▶ [Objective]: Copy each line where the word "Energy" occurs.

▶ [Entries taken from a collection]:
▬▬▬
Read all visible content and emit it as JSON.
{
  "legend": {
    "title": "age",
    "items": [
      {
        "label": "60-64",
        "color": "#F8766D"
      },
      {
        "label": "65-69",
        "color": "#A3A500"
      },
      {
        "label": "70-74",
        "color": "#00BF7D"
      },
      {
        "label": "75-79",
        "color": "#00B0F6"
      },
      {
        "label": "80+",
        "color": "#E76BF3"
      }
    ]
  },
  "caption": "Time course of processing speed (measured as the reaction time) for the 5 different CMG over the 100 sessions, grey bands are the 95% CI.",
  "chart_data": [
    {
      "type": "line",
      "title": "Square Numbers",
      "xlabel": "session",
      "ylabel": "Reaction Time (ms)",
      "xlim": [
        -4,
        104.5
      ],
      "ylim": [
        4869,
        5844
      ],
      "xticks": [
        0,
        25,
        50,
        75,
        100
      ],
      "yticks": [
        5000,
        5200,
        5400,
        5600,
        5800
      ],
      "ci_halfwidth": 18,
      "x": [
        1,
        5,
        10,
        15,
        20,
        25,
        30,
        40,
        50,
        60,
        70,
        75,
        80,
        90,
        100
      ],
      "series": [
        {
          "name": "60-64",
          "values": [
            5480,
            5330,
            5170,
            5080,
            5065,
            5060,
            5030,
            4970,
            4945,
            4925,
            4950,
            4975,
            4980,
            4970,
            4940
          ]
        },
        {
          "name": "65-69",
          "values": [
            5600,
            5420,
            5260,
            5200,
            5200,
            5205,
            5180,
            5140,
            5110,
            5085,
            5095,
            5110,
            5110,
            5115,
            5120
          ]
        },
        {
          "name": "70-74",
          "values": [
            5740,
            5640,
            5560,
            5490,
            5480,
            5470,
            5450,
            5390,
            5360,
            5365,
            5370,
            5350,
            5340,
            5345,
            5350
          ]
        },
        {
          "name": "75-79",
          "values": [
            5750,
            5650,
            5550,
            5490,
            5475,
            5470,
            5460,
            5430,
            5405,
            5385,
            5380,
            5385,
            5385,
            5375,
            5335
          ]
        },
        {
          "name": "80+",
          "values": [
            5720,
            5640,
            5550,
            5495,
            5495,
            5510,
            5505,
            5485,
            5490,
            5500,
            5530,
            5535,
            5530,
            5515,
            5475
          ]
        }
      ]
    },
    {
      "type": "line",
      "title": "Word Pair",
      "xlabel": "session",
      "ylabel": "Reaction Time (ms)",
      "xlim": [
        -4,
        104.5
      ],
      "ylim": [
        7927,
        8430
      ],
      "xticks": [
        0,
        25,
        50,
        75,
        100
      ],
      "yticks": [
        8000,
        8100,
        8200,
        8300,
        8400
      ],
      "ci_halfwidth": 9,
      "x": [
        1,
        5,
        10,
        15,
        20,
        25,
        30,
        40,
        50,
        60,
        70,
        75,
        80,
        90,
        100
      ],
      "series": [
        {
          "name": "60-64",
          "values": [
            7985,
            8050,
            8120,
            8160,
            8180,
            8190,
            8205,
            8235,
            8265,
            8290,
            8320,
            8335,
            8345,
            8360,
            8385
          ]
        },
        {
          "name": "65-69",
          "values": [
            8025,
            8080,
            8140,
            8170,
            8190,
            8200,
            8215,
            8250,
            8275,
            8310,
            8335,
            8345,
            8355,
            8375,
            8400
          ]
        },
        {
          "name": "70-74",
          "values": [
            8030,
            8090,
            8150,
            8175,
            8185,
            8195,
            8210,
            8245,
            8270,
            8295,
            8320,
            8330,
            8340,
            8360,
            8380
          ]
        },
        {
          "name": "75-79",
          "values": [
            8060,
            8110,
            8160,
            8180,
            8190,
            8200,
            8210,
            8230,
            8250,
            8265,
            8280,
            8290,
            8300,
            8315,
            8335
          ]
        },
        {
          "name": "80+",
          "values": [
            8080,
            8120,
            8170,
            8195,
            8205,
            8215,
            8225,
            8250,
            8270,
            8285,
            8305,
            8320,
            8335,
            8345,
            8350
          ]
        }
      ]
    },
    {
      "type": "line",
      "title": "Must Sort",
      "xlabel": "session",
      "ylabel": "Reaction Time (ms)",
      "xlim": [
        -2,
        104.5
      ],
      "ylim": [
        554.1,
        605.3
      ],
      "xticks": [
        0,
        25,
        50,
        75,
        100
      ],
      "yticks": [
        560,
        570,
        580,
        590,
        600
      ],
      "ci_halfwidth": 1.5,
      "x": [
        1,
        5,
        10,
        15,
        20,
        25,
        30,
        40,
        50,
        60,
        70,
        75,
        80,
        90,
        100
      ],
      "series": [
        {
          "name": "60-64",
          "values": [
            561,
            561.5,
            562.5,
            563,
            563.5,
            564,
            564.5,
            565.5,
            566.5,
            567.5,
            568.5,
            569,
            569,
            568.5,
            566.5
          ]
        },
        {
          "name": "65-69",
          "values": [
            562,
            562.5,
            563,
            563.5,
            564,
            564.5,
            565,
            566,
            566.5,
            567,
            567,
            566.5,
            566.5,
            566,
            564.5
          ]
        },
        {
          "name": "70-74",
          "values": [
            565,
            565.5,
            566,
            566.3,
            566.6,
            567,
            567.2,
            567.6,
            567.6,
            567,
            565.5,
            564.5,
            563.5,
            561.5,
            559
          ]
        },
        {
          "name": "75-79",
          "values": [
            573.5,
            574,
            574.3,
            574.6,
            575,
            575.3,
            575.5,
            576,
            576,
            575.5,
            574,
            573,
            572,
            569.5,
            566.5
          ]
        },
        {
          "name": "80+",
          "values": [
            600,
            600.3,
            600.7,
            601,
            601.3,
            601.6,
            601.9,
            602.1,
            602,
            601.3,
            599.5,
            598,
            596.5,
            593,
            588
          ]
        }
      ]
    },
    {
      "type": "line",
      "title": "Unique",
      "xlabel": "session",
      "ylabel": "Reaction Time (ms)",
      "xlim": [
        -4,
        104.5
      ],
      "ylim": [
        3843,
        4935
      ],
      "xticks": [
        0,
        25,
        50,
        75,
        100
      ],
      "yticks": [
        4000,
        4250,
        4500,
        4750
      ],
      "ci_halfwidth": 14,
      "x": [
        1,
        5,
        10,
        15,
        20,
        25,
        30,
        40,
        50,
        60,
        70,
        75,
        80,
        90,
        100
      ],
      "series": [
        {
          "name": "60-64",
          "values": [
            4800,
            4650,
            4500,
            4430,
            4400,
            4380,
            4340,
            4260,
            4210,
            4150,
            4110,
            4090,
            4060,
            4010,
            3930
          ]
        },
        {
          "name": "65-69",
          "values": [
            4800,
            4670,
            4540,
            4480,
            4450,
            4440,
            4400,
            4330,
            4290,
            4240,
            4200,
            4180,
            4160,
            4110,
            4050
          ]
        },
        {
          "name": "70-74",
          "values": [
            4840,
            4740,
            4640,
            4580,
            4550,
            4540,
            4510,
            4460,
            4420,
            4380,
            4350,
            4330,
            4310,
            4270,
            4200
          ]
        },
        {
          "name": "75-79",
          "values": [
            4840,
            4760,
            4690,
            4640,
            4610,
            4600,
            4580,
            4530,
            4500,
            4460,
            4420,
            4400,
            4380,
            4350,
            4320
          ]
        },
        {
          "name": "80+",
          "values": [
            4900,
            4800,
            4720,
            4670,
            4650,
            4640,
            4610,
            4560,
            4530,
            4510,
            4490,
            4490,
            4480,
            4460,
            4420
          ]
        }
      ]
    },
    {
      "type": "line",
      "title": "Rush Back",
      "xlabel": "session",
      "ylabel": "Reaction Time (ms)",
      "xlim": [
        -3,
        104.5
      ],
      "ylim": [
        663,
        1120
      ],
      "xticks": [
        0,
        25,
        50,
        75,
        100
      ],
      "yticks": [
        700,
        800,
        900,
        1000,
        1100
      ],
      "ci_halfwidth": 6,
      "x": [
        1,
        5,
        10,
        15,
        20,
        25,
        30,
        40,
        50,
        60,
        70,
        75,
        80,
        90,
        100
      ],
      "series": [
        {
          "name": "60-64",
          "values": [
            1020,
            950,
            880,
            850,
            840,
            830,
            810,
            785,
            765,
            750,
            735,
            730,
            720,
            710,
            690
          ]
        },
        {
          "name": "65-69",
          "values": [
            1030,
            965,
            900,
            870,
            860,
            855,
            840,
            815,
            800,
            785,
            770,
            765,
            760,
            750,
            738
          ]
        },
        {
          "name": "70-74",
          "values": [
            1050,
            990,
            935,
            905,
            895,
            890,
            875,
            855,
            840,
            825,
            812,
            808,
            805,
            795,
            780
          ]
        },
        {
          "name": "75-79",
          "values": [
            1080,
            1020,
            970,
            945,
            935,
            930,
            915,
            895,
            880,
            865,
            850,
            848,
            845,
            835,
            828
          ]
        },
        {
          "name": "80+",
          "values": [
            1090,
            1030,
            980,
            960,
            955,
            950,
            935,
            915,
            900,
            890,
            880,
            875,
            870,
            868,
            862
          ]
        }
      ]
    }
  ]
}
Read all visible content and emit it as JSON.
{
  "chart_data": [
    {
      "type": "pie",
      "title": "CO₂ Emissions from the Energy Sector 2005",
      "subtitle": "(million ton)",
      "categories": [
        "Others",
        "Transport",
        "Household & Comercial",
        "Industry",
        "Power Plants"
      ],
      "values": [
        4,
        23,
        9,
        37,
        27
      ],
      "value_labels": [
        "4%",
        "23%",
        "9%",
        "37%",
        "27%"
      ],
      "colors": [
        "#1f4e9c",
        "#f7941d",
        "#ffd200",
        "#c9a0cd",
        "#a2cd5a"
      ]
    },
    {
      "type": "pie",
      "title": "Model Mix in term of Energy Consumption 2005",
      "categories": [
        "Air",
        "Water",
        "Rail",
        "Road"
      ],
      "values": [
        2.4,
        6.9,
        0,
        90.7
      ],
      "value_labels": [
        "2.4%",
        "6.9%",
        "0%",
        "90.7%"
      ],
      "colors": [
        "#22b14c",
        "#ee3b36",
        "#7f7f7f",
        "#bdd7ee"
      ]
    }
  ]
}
▬▬▬
▶ [Correct answer]:
      "title": "CO₂ Emissions from the Energy Sector 2005",
      "title": "Model Mix in term of Energy Consumption 2005",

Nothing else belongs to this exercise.